- [Exercise prompt]: Pull out each line of the data that includes the word "name".

- [Task material]:

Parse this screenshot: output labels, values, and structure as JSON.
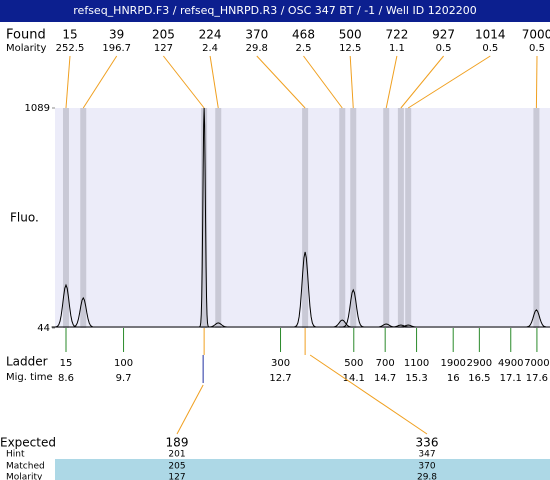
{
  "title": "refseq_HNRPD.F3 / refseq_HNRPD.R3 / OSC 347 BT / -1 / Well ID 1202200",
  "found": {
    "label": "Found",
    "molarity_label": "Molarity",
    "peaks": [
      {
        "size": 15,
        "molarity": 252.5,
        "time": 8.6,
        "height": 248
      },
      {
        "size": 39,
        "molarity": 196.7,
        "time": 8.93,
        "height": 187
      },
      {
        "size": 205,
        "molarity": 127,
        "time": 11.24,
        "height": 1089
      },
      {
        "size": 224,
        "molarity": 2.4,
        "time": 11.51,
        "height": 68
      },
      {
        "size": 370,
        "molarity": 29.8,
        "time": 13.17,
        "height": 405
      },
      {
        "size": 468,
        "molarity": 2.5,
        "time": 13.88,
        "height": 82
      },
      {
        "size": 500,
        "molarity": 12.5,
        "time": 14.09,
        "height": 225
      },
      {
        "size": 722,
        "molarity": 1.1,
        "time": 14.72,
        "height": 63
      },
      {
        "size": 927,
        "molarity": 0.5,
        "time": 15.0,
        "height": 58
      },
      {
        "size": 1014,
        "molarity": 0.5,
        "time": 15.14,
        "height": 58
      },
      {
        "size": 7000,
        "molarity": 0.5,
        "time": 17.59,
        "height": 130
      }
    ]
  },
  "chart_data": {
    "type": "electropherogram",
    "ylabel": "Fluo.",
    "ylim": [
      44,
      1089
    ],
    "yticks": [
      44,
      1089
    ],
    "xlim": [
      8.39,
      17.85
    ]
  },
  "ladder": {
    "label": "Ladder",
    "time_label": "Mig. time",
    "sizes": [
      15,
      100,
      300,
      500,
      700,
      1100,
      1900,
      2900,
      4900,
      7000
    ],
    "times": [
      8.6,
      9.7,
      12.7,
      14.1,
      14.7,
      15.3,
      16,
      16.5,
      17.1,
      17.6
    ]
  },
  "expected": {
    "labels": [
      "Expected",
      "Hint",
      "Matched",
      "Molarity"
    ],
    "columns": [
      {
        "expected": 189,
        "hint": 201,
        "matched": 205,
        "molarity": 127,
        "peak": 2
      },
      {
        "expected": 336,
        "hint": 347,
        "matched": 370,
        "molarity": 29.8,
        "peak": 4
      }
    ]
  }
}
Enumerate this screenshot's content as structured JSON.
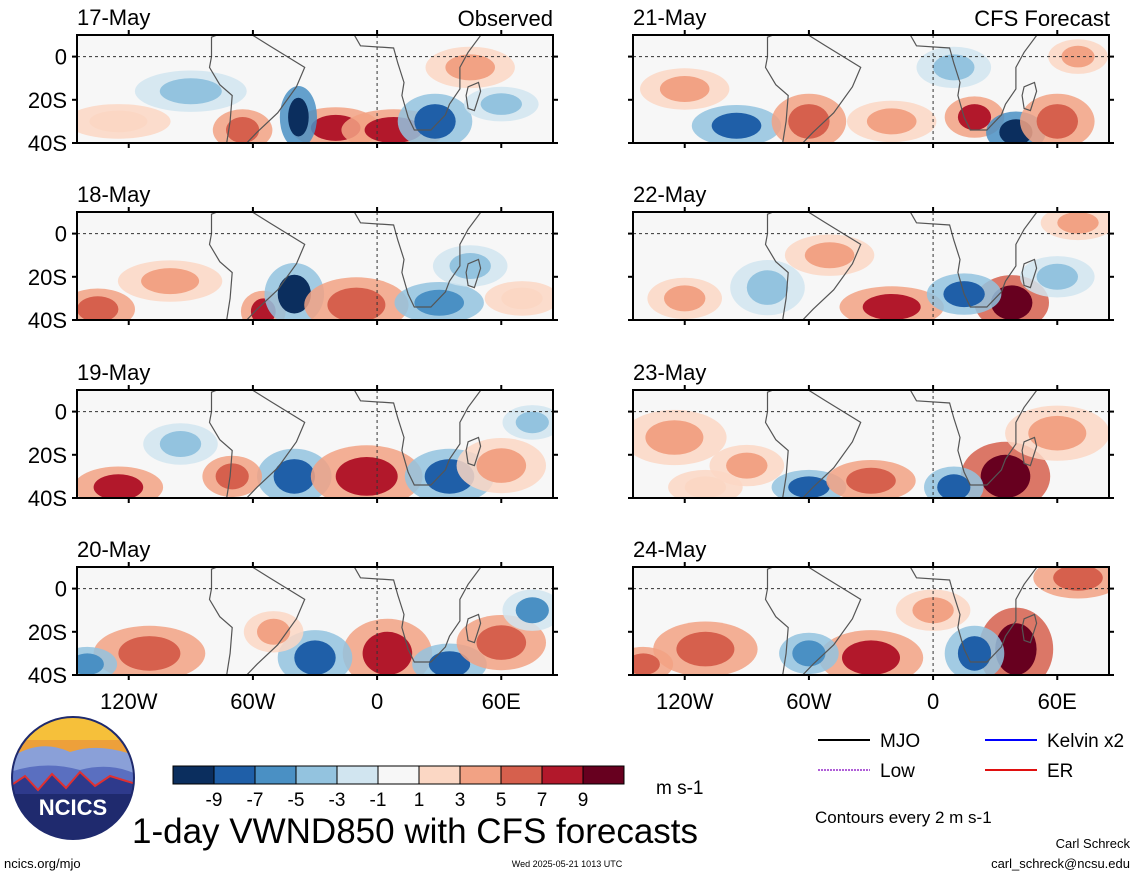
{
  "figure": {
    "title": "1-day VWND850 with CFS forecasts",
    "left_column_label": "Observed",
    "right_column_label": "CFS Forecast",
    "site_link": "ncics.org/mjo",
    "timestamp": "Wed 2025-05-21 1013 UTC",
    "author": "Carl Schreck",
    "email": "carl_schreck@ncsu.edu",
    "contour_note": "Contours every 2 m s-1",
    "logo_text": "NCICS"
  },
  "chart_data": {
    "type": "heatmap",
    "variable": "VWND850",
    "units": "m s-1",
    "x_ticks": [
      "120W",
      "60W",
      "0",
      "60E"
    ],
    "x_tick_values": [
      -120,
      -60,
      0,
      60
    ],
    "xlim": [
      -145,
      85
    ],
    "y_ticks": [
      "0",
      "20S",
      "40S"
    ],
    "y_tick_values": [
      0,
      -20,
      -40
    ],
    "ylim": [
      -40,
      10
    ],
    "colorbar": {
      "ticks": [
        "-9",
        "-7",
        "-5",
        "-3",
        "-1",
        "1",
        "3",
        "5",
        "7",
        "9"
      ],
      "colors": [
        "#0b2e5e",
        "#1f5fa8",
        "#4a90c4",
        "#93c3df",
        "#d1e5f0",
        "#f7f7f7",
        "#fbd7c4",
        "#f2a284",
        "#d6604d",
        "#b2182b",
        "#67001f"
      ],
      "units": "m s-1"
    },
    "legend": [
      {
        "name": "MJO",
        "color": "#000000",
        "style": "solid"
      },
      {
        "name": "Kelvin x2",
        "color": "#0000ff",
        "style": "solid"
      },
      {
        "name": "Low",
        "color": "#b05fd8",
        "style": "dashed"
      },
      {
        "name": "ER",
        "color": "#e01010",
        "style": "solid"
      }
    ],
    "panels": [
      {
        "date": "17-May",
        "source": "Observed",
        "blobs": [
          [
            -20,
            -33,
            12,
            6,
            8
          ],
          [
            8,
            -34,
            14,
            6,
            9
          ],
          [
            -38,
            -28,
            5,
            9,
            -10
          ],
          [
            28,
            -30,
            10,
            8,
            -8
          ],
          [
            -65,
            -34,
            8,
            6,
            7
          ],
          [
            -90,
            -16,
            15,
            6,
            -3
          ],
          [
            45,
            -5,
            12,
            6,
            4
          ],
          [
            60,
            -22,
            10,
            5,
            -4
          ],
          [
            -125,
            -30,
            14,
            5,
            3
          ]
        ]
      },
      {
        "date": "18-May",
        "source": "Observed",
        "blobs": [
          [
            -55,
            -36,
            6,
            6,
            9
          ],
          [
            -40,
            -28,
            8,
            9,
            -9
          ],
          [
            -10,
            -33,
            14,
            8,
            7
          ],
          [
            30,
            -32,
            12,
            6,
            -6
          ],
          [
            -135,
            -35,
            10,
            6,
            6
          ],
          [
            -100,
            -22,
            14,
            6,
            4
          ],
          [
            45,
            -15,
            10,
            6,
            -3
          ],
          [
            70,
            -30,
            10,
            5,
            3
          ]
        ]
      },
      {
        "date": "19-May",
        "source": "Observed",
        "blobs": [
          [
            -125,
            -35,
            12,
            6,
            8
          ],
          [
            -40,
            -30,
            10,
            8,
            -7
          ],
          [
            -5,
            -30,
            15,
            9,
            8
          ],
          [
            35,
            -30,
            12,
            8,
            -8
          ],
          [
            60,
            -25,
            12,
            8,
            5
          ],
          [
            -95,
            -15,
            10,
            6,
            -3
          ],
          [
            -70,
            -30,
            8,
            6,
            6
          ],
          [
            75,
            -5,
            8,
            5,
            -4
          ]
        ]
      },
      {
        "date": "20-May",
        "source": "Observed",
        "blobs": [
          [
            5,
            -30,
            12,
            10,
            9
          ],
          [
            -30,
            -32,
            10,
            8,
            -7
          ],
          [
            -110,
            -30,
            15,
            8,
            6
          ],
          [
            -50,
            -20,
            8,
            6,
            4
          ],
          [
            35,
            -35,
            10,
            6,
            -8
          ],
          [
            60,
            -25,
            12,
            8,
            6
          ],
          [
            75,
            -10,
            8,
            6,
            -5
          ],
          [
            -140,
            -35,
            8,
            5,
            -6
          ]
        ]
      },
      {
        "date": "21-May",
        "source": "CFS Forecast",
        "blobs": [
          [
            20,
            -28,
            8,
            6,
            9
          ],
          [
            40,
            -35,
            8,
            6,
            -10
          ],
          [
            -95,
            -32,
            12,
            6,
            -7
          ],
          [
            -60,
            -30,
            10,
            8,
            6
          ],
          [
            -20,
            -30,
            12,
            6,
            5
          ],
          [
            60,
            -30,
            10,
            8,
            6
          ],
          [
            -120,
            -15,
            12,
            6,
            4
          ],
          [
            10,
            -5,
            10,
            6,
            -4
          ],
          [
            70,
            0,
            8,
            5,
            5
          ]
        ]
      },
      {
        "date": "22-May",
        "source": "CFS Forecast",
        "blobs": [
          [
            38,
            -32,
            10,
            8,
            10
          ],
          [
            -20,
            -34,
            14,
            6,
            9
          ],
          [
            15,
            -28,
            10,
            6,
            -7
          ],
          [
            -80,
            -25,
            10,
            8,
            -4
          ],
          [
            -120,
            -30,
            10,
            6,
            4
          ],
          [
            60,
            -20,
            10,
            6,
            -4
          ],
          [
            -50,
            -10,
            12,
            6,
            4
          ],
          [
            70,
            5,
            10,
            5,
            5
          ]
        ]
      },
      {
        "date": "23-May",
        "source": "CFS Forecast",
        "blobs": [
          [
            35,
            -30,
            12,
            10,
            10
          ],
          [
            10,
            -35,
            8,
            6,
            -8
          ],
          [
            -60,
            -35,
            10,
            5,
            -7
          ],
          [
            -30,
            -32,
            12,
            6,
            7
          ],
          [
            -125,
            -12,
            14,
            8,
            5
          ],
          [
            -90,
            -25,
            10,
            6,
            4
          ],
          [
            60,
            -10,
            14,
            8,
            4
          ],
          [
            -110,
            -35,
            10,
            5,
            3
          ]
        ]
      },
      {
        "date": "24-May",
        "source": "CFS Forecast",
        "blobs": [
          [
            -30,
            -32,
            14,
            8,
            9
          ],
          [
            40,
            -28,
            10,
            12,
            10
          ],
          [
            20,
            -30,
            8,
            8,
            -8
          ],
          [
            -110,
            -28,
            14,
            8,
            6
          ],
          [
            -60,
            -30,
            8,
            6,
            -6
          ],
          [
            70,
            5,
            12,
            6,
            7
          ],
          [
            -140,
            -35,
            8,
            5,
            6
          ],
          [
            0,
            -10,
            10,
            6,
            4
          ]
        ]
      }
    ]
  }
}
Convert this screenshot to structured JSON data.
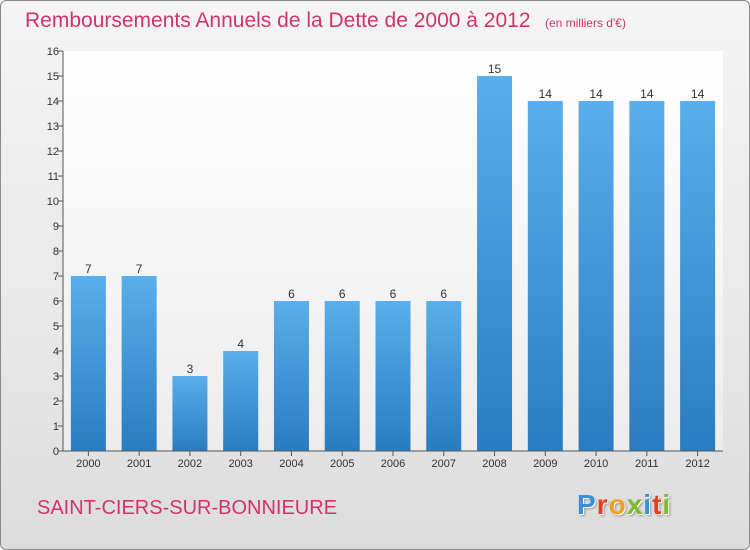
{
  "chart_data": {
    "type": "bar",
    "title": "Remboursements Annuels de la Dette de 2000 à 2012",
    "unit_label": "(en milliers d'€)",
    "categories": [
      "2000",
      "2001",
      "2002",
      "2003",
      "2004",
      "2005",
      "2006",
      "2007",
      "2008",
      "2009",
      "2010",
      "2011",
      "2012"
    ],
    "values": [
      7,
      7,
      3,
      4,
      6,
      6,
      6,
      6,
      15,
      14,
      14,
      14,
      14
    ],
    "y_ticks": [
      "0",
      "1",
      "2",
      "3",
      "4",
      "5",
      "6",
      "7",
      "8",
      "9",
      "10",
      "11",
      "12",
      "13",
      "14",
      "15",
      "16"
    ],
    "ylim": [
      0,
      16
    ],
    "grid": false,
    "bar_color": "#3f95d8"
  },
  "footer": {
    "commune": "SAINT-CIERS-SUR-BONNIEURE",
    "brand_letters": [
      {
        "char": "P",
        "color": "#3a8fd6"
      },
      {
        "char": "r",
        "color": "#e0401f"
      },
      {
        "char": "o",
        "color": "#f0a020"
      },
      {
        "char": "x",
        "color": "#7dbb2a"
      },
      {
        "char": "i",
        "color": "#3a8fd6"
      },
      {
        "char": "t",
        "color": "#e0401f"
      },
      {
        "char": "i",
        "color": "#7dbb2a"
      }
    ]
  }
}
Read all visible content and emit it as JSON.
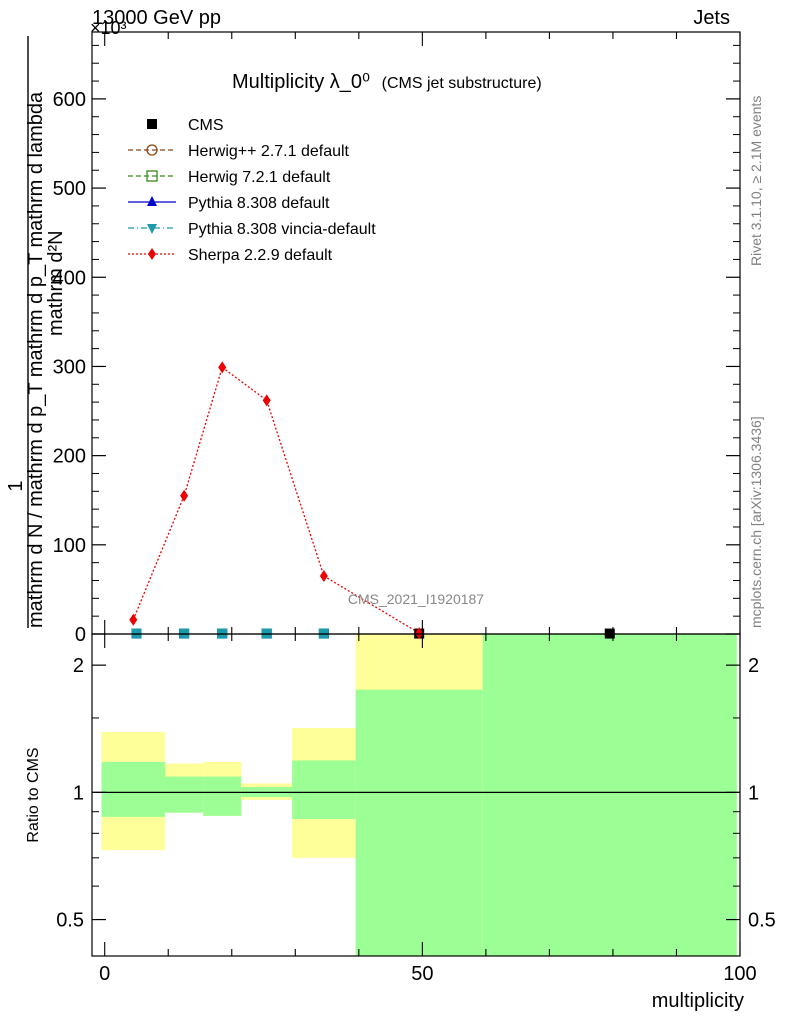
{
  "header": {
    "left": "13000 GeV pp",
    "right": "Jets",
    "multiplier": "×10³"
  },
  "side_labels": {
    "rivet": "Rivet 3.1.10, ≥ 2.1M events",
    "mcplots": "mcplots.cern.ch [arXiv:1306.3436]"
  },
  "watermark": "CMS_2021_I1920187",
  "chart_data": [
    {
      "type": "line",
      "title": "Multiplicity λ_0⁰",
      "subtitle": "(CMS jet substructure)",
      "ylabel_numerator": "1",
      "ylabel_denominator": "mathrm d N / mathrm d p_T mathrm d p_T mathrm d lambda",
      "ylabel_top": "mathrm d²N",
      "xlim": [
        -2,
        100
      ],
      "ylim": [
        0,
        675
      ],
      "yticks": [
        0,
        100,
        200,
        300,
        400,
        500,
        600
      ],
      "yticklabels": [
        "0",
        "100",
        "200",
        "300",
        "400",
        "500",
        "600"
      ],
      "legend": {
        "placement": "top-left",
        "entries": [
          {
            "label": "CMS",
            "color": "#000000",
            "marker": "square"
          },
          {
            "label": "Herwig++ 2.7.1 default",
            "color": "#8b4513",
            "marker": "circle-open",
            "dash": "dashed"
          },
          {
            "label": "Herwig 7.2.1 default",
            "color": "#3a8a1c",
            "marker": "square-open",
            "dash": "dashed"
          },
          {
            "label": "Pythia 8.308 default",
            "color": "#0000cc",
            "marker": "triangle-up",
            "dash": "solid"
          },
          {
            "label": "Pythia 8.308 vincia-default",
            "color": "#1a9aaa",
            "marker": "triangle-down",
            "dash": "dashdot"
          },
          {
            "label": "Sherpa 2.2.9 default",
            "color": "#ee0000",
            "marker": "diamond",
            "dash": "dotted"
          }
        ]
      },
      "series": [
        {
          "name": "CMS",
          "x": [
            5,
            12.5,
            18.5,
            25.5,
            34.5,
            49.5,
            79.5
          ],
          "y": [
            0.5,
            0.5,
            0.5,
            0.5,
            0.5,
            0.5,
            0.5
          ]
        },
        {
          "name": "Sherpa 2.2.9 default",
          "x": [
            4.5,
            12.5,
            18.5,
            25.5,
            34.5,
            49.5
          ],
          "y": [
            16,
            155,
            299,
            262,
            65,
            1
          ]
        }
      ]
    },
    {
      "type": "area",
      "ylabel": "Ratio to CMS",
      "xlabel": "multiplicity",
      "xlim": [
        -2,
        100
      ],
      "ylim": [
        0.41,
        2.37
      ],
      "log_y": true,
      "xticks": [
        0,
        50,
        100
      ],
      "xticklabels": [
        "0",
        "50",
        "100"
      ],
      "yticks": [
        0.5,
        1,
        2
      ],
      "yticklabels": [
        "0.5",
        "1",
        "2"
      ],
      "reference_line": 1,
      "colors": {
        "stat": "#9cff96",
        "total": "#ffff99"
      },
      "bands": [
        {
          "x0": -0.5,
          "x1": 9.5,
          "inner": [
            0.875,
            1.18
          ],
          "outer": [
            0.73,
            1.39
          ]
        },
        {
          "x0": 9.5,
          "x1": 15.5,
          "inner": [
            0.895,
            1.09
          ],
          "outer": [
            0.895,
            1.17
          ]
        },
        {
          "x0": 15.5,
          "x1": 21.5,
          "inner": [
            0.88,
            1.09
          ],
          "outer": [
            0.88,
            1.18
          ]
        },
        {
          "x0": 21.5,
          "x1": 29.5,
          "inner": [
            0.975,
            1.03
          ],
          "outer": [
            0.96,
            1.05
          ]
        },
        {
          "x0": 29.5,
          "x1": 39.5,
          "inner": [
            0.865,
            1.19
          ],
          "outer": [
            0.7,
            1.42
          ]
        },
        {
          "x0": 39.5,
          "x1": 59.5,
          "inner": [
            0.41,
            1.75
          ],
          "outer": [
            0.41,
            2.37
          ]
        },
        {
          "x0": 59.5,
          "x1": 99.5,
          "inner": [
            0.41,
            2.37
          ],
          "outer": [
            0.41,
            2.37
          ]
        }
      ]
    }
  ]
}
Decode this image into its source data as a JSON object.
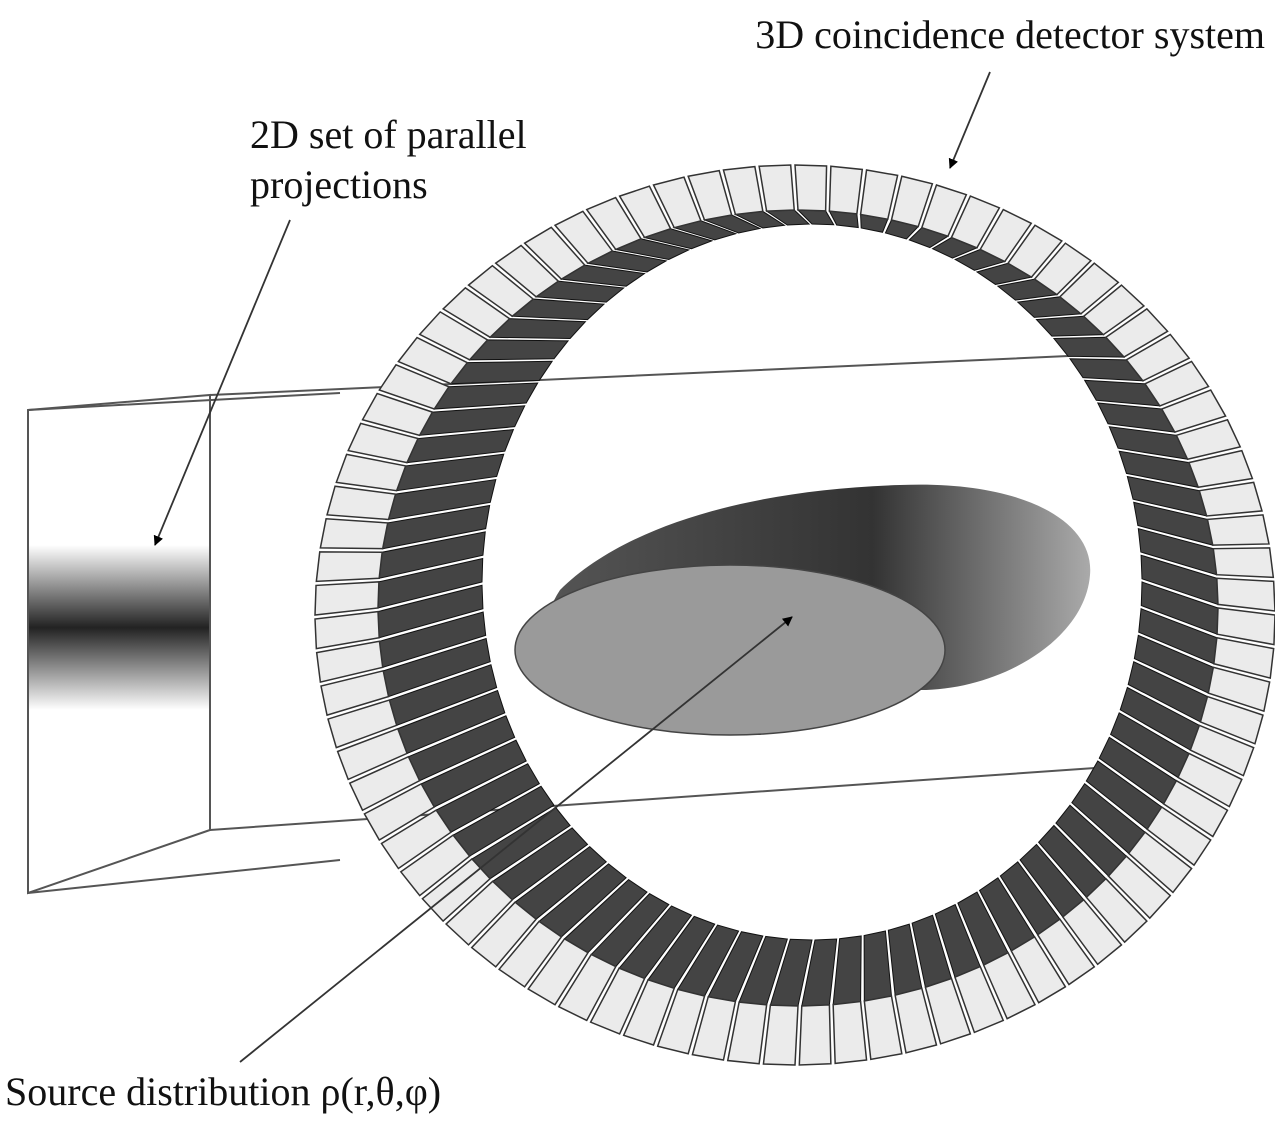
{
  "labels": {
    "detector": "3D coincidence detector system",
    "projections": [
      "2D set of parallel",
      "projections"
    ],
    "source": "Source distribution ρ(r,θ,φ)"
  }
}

- [Answer below]:
        "name": "MJO",
        "name": "Kelvin x2",
        "name": "Low",
        "name": "ER",
          "name": "CMS",
          "name": "Sherpa 2.2.9 default",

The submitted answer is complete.